-- Start of Records for this task --

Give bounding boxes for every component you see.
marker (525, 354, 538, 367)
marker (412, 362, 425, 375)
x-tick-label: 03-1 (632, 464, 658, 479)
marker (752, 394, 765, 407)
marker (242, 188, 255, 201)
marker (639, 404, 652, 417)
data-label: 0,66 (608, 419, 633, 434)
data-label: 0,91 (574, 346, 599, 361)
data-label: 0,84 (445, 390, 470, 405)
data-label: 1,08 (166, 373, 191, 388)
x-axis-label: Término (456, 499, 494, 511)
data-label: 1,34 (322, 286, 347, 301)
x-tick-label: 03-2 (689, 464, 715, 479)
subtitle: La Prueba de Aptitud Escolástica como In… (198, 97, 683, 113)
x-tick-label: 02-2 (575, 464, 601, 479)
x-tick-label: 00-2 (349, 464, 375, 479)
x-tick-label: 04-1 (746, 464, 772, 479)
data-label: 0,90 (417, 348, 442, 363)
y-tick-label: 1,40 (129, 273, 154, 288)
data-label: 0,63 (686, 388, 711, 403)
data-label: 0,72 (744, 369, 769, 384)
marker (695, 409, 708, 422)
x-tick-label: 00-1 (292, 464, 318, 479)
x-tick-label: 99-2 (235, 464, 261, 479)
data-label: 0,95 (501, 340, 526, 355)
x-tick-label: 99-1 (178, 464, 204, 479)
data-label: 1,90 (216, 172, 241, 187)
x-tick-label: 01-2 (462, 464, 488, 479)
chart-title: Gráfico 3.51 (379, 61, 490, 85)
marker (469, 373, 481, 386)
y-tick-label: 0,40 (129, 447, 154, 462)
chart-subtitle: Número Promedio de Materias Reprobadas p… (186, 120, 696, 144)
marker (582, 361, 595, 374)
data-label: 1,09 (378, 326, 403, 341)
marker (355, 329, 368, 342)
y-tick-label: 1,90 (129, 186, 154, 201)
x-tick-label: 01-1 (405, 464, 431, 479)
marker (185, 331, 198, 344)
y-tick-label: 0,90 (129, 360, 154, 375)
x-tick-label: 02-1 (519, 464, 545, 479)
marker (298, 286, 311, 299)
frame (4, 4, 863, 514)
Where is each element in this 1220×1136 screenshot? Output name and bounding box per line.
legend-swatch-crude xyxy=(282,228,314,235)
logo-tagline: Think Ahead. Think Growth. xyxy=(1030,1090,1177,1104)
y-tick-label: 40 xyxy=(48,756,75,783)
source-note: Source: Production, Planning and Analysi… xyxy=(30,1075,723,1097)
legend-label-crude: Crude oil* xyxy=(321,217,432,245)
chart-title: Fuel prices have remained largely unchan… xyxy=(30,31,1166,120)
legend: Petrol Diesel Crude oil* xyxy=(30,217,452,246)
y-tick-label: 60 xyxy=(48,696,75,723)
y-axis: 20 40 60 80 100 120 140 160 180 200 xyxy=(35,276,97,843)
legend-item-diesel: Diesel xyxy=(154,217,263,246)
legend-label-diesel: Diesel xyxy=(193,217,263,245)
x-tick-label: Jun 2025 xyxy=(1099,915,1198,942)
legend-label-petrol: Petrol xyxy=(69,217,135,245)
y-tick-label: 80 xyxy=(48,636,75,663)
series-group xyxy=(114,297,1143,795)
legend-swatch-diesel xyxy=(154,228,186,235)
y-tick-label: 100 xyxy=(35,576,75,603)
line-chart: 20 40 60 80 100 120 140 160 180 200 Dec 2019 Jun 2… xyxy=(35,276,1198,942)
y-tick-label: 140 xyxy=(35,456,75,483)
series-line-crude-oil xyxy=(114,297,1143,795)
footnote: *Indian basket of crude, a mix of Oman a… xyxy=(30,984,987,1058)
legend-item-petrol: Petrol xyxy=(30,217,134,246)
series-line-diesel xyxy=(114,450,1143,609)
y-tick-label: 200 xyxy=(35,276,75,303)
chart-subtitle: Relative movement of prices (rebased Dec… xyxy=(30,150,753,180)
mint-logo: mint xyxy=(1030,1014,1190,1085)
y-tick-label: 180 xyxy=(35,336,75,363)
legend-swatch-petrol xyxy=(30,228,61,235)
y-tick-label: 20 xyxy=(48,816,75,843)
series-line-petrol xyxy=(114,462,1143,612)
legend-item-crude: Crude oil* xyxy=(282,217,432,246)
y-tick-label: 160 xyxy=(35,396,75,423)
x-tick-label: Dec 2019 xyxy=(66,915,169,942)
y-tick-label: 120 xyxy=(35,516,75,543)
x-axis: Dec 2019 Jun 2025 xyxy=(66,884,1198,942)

-- End of Records for this task --

- Goal: Reproduce all the entries above, substituting "point-marker" for every occurrence of "marker" and leaving everything else unchanged.

- Exercise solution:
Give bounding boxes for every component you see.
point-marker (525, 354, 538, 367)
point-marker (412, 362, 425, 375)
x-tick-label: 03-1 (632, 464, 658, 479)
point-marker (752, 394, 765, 407)
point-marker (242, 188, 255, 201)
point-marker (639, 404, 652, 417)
data-label: 0,66 (608, 419, 633, 434)
data-label: 0,91 (574, 346, 599, 361)
data-label: 0,84 (445, 390, 470, 405)
data-label: 1,08 (166, 373, 191, 388)
x-axis-label: Término (456, 499, 494, 511)
data-label: 1,34 (322, 286, 347, 301)
x-tick-label: 03-2 (689, 464, 715, 479)
subtitle: La Prueba de Aptitud Escolástica como In… (198, 97, 683, 113)
x-tick-label: 02-2 (575, 464, 601, 479)
x-tick-label: 00-2 (349, 464, 375, 479)
x-tick-label: 04-1 (746, 464, 772, 479)
data-label: 0,90 (417, 348, 442, 363)
y-tick-label: 1,40 (129, 273, 154, 288)
data-label: 0,63 (686, 388, 711, 403)
data-label: 0,72 (744, 369, 769, 384)
point-marker (695, 409, 708, 422)
x-tick-label: 00-1 (292, 464, 318, 479)
x-tick-label: 99-2 (235, 464, 261, 479)
data-label: 0,95 (501, 340, 526, 355)
x-tick-label: 99-1 (178, 464, 204, 479)
data-label: 1,90 (216, 172, 241, 187)
x-tick-label: 01-2 (462, 464, 488, 479)
chart-title: Gráfico 3.51 (379, 61, 490, 85)
point-marker (469, 373, 481, 386)
y-tick-label: 0,40 (129, 447, 154, 462)
chart-subtitle: Número Promedio de Materias Reprobadas p… (186, 120, 696, 144)
point-marker (582, 361, 595, 374)
data-label: 1,09 (378, 326, 403, 341)
point-marker (355, 329, 368, 342)
y-tick-label: 1,90 (129, 186, 154, 201)
x-tick-label: 01-1 (405, 464, 431, 479)
point-marker (185, 331, 198, 344)
y-tick-label: 0,90 (129, 360, 154, 375)
x-tick-label: 02-1 (519, 464, 545, 479)
point-marker (298, 286, 311, 299)
frame (4, 4, 863, 514)
Where is each element in this 1220×1136 screenshot? Output name and bounding box per line.
legend-swatch-crude xyxy=(282,228,314,235)
logo-tagline: Think Ahead. Think Growth. xyxy=(1030,1090,1177,1104)
y-tick-label: 40 xyxy=(48,756,75,783)
source-note: Source: Production, Planning and Analysi… xyxy=(30,1075,723,1097)
legend-label-crude: Crude oil* xyxy=(321,217,432,245)
chart-title: Fuel prices have remained largely unchan… xyxy=(30,31,1166,120)
legend: Petrol Diesel Crude oil* xyxy=(30,217,452,246)
y-tick-label: 60 xyxy=(48,696,75,723)
y-axis: 20 40 60 80 100 120 140 160 180 200 xyxy=(35,276,97,843)
legend-item-diesel: Diesel xyxy=(154,217,263,246)
legend-label-diesel: Diesel xyxy=(193,217,263,245)
x-tick-label: Jun 2025 xyxy=(1099,915,1198,942)
legend-label-petrol: Petrol xyxy=(69,217,135,245)
y-tick-label: 80 xyxy=(48,636,75,663)
series-group xyxy=(114,297,1143,795)
legend-swatch-diesel xyxy=(154,228,186,235)
y-tick-label: 100 xyxy=(35,576,75,603)
line-chart: 20 40 60 80 100 120 140 160 180 200 Dec 2019 Jun 2… xyxy=(35,276,1198,942)
y-tick-label: 140 xyxy=(35,456,75,483)
series-line-crude-oil xyxy=(114,297,1143,795)
footnote: *Indian basket of crude, a mix of Oman a… xyxy=(30,984,987,1058)
legend-item-petrol: Petrol xyxy=(30,217,134,246)
series-line-diesel xyxy=(114,450,1143,609)
y-tick-label: 200 xyxy=(35,276,75,303)
chart-subtitle: Relative movement of prices (rebased Dec… xyxy=(30,150,753,180)
mint-logo: mint xyxy=(1030,1014,1190,1085)
y-tick-label: 180 xyxy=(35,336,75,363)
legend-swatch-petrol xyxy=(30,228,61,235)
y-tick-label: 20 xyxy=(48,816,75,843)
series-line-petrol xyxy=(114,462,1143,612)
legend-item-crude: Crude oil* xyxy=(282,217,432,246)
y-tick-label: 160 xyxy=(35,396,75,423)
x-tick-label: Dec 2019 xyxy=(66,915,169,942)
y-tick-label: 120 xyxy=(35,516,75,543)
x-axis: Dec 2019 Jun 2025 xyxy=(66,884,1198,942)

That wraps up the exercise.